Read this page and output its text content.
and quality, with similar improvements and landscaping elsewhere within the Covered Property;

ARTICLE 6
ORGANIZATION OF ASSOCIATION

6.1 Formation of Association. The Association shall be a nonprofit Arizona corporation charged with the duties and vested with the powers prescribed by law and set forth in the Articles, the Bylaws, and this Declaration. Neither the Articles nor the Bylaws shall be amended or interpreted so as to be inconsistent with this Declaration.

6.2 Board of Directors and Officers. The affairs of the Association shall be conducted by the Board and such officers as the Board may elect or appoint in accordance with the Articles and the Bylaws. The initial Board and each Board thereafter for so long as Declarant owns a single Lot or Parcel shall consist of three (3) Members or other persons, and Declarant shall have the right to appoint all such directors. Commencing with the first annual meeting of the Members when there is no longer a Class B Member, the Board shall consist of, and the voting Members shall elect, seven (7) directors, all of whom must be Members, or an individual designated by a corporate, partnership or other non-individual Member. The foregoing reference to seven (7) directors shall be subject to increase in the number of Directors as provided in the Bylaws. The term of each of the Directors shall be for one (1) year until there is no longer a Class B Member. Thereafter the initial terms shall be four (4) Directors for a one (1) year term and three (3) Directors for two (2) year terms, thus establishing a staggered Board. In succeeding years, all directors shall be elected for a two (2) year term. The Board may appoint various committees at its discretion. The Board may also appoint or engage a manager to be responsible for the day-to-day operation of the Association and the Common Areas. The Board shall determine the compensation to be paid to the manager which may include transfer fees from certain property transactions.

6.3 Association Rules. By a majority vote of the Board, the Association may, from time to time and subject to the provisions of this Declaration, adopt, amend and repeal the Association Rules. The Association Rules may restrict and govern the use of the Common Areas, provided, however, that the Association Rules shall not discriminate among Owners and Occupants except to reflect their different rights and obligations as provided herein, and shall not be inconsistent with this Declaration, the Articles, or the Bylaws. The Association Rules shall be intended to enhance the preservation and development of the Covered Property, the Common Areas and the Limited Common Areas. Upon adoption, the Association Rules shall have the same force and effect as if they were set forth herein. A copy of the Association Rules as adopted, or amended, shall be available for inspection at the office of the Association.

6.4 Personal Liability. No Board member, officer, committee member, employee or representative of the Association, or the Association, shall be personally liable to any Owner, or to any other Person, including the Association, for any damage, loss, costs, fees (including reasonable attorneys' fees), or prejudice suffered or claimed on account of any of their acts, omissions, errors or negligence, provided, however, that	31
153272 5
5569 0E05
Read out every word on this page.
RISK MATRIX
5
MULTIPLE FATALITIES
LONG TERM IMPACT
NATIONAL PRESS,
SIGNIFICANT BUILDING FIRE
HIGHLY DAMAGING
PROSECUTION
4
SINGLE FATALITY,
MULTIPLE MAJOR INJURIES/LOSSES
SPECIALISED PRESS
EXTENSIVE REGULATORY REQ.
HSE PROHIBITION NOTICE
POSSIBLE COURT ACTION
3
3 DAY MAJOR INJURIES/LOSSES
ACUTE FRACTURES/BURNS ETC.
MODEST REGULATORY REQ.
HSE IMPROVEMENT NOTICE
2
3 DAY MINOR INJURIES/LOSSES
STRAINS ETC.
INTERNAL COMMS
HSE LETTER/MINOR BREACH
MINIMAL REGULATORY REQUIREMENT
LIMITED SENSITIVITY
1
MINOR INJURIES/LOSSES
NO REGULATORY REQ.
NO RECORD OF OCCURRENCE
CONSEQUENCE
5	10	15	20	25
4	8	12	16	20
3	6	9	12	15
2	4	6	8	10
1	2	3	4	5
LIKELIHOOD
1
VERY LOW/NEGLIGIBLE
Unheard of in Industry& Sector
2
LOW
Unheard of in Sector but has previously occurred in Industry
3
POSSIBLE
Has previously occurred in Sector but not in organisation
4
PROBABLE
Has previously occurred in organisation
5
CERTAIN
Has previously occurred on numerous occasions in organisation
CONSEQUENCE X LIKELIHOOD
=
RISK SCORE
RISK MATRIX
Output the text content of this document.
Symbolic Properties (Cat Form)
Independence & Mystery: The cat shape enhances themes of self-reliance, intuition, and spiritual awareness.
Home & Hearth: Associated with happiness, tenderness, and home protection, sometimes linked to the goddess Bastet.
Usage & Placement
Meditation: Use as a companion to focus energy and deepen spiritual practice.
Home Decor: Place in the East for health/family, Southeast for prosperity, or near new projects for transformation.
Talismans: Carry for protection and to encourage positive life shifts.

----

Transcribe the whole listing exactly.

Read this page and output its text content.
and quality, with similar improvements and landscaping elsewhere within the Covered Property;

ARTICLE 6
ORGANIZATION OF ASSOCIATION

6.1 Formation of Association. The Association shall be a nonprofit Arizona corporation charged with the duties and vested with the powers prescribed by law and set forth in the Articles, the Bylaws, and this Declaration. Neither the Articles nor the Bylaws shall be amended or interpreted so as to be inconsistent with this Declaration.

6.2 Board of Directors and Officers. The affairs of the Association shall be conducted by the Board and such officers as the Board may elect or appoint in accordance with the Articles and the Bylaws. The initial Board and each Board thereafter for so long as Declarant owns a single Lot or Parcel shall consist of three (3) Members or other persons, and Declarant shall have the right to appoint all such directors. Commencing with the first annual meeting of the Members when there is no longer a Class B Member, the Board shall consist of, and the voting Members shall elect, seven (7) directors, all of whom must be Members, or an individual designated by a corporate, partnership or other non-individual Member. The foregoing reference to seven (7) directors shall be subject to increase in the number of Directors as provided in the Bylaws. The term of each of the Directors shall be for one (1) year until there is no longer a Class B Member. Thereafter the initial terms shall be four (4) Directors for a one (1) year term and three (3) Directors for two (2) year terms, thus establishing a staggered Board. In succeeding years, all directors shall be elected for a two (2) year term. The Board may appoint various committees at its discretion. The Board may also appoint or engage a manager to be responsible for the day-to-day operation of the Association and the Common Areas. The Board shall determine the compensation to be paid to the manager which may include transfer fees from certain property transactions.

6.3 Association Rules. By a majority vote of the Board, the Association may, from time to time and subject to the provisions of this Declaration, adopt, amend and repeal the Association Rules. The Association Rules may restrict and govern the use of the Common Areas, provided, however, that the Association Rules shall not discriminate among Owners and Occupants except to reflect their different rights and obligations as provided herein, and shall not be inconsistent with this Declaration, the Articles, or the Bylaws. The Association Rules shall be intended to enhance the preservation and development of the Covered Property, the Common Areas and the Limited Common Areas. Upon adoption, the Association Rules shall have the same force and effect as if they were set forth herein. A copy of the Association Rules as adopted, or amended, shall be available for inspection at the office of the Association.

6.4 Personal Liability. No Board member, officer, committee member, employee or representative of the Association, or the Association, shall be personally liable to any Owner, or to any other Person, including the Association, for any damage, loss, costs, fees (including reasonable attorneys' fees), or prejudice suffered or claimed on account of any of their acts, omissions, errors or negligence, provided, however, that	31
153272 5
5569 0E05
Read out every word on this page.
RISK MATRIX
5
MULTIPLE FATALITIES
LONG TERM IMPACT
NATIONAL PRESS,
SIGNIFICANT BUILDING FIRE
HIGHLY DAMAGING
PROSECUTION
4
SINGLE FATALITY,
MULTIPLE MAJOR INJURIES/LOSSES
SPECIALISED PRESS
EXTENSIVE REGULATORY REQ.
HSE PROHIBITION NOTICE
POSSIBLE COURT ACTION
3
3 DAY MAJOR INJURIES/LOSSES
ACUTE FRACTURES/BURNS ETC.
MODEST REGULATORY REQ.
HSE IMPROVEMENT NOTICE
2
3 DAY MINOR INJURIES/LOSSES
STRAINS ETC.
INTERNAL COMMS
HSE LETTER/MINOR BREACH
MINIMAL REGULATORY REQUIREMENT
LIMITED SENSITIVITY
1
MINOR INJURIES/LOSSES
NO REGULATORY REQ.
NO RECORD OF OCCURRENCE
CONSEQUENCE
5	10	15	20	25
4	8	12	16	20
3	6	9	12	15
2	4	6	8	10
1	2	3	4	5
LIKELIHOOD
1
VERY LOW/NEGLIGIBLE
Unheard of in Industry& Sector
2
LOW
Unheard of in Sector but has previously occurred in Industry
3
POSSIBLE
Has previously occurred in Sector but not in organisation
4
PROBABLE
Has previously occurred in organisation
5
CERTAIN
Has previously occurred on numerous occasions in organisation
CONSEQUENCE X LIKELIHOOD
=
RISK SCORE
RISK MATRIX
Output the text content of this document.
Symbolic Properties (Cat Form)
Independence & Mystery: The cat shape enhances themes of self-reliance, intuition, and spiritual awareness.
Home & Hearth: Associated with happiness, tenderness, and home protection, sometimes linked to the goddess Bastet.
Usage & Placement
Meditation: Use as a companion to focus energy and deepen spiritual practice.
Home Decor: Place in the East for health/family, Southeast for prosperity, or near new projects for transformation.
Talismans: Carry for protection and to encourage positive life shifts.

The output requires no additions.